- [EXERCISE AIM]:
From the entries below, pull out each line where "Tschugmell" appears.
==== DATA FOR THIS TASK
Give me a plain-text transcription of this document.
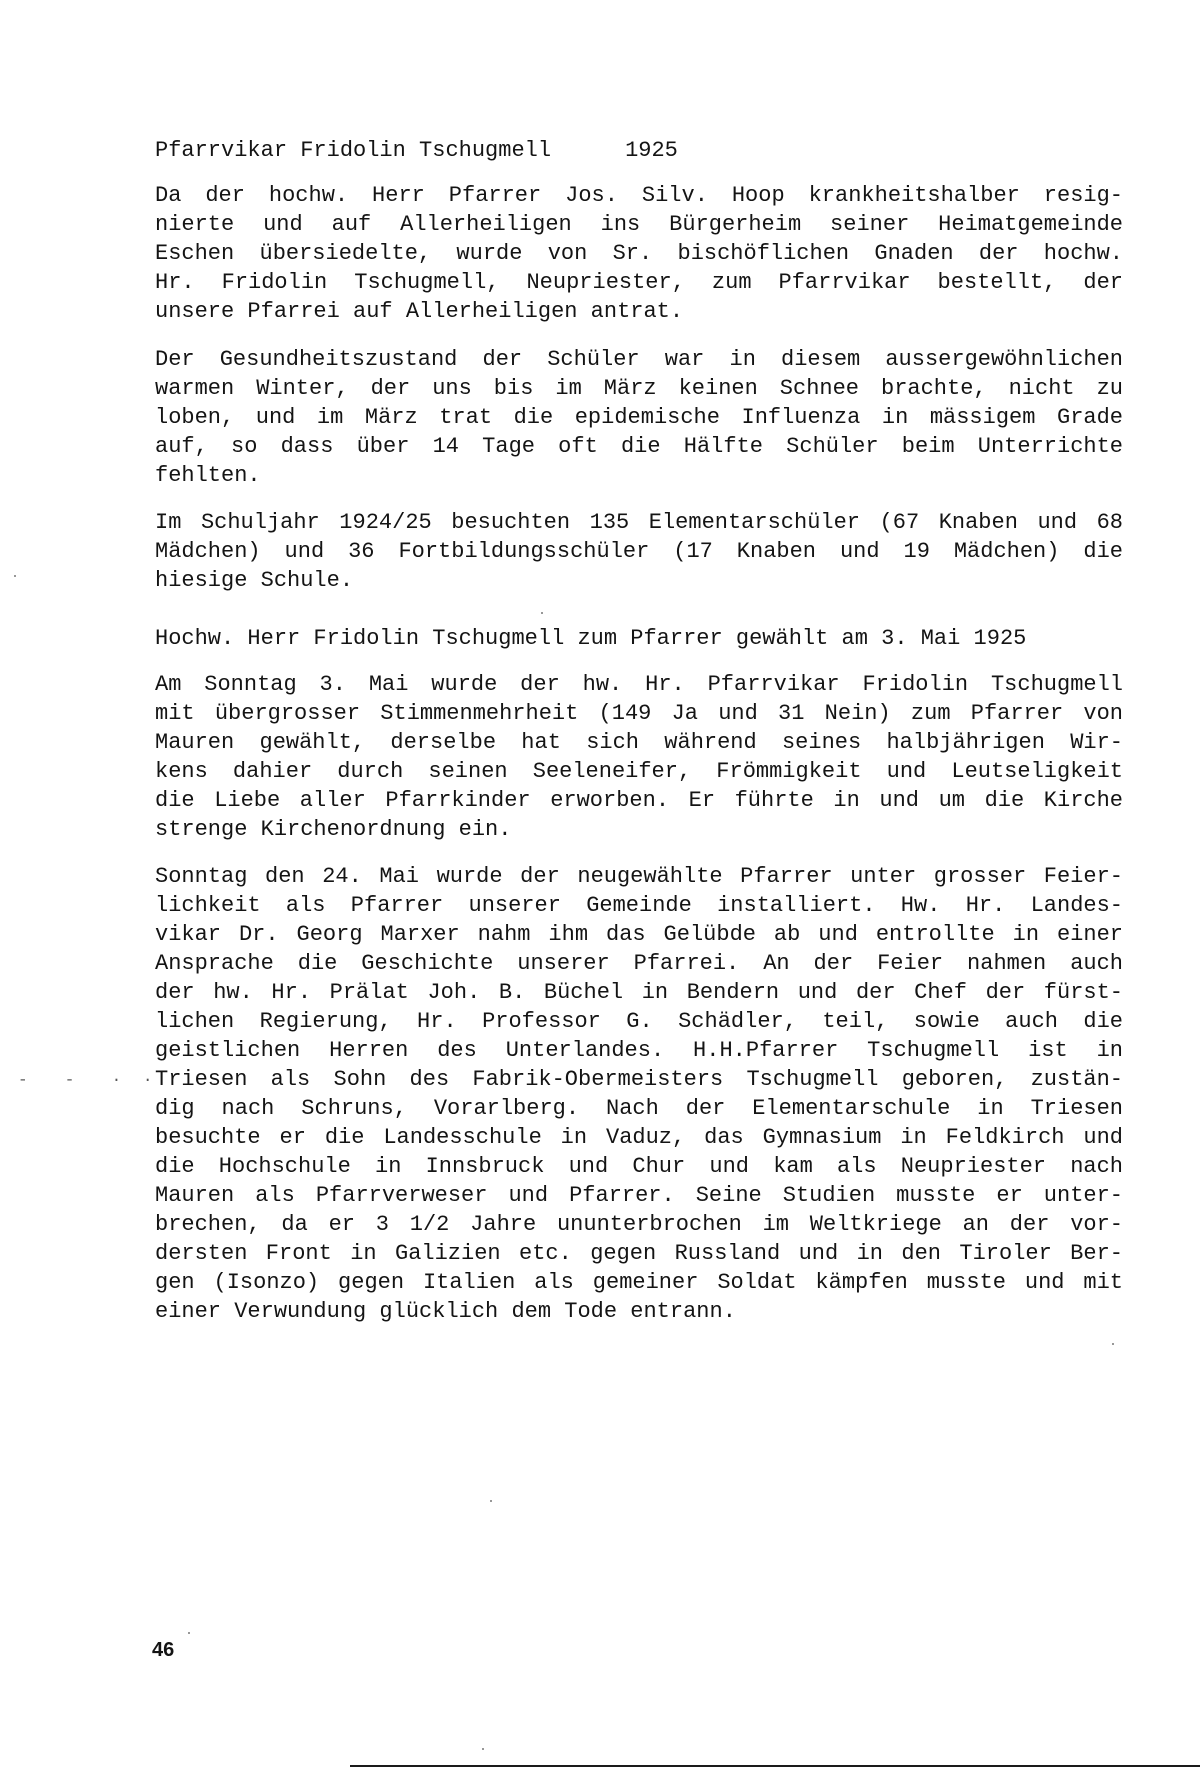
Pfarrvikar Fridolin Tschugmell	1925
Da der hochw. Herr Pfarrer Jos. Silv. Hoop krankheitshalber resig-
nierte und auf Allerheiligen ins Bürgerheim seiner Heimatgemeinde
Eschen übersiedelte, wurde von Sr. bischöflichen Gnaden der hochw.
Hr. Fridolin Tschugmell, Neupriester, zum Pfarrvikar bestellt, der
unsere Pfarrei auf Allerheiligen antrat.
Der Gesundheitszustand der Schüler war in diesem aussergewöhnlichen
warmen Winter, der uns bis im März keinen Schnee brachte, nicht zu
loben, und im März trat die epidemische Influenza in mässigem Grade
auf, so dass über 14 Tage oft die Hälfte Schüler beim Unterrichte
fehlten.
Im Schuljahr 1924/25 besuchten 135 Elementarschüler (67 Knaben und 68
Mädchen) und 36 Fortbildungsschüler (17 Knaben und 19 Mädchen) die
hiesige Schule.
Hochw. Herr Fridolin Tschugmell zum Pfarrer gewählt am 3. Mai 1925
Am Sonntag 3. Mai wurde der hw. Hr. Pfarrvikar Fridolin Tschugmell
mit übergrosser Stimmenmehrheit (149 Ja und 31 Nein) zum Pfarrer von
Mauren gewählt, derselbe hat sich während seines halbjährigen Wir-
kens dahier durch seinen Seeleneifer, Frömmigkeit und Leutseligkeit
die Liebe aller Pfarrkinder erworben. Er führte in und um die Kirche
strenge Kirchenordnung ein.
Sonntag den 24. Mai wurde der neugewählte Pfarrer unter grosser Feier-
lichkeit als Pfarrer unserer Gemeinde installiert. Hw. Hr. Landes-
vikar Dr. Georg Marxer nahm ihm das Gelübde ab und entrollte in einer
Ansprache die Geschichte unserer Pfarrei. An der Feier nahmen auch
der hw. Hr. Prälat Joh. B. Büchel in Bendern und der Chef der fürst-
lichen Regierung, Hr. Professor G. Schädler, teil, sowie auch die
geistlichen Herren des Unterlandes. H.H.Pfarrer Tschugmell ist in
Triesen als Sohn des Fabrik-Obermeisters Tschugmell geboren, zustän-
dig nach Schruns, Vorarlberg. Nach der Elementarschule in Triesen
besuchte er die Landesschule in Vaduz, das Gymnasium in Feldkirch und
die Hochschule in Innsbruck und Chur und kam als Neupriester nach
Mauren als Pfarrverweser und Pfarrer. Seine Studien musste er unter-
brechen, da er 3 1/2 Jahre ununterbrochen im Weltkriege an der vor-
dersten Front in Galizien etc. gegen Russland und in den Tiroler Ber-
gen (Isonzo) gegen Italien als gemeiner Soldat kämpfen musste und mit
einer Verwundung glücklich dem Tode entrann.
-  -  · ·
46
========
==== DATA FOR THIS TASK
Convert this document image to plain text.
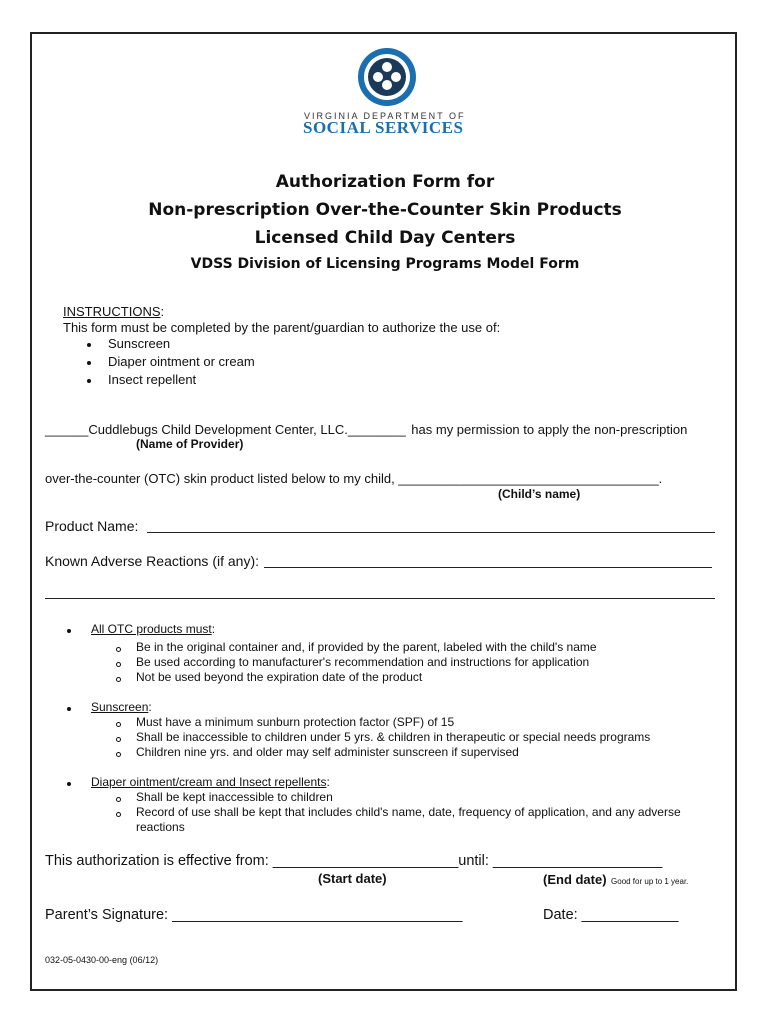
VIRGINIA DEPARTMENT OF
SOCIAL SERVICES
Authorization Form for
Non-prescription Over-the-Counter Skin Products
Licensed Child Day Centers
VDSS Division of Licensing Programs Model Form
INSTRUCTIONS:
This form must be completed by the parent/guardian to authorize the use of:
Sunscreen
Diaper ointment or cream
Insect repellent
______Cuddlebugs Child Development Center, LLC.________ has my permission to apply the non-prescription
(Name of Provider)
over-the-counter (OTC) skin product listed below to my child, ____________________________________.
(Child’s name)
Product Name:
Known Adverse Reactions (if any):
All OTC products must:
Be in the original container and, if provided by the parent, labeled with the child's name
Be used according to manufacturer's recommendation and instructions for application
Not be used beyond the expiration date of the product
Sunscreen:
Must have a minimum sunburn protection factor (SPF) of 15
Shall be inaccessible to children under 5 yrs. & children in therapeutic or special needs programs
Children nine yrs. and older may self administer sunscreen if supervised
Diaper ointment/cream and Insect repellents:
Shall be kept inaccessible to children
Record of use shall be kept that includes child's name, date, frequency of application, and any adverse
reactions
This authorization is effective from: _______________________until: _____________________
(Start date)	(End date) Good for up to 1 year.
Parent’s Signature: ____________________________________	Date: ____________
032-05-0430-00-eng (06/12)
========
- [EXERCISE RESPONSE]:
Pfarrvikar Fridolin Tschugmell	1925
Hr. Fridolin Tschugmell, Neupriester, zum Pfarrvikar bestellt, der
Hochw. Herr Fridolin Tschugmell zum Pfarrer gewählt am 3. Mai 1925
Am Sonntag 3. Mai wurde der hw. Hr. Pfarrvikar Fridolin Tschugmell
geistlichen Herren des Unterlandes. H.H.Pfarrer Tschugmell ist in
Triesen als Sohn des Fabrik-Obermeisters Tschugmell geboren, zustän-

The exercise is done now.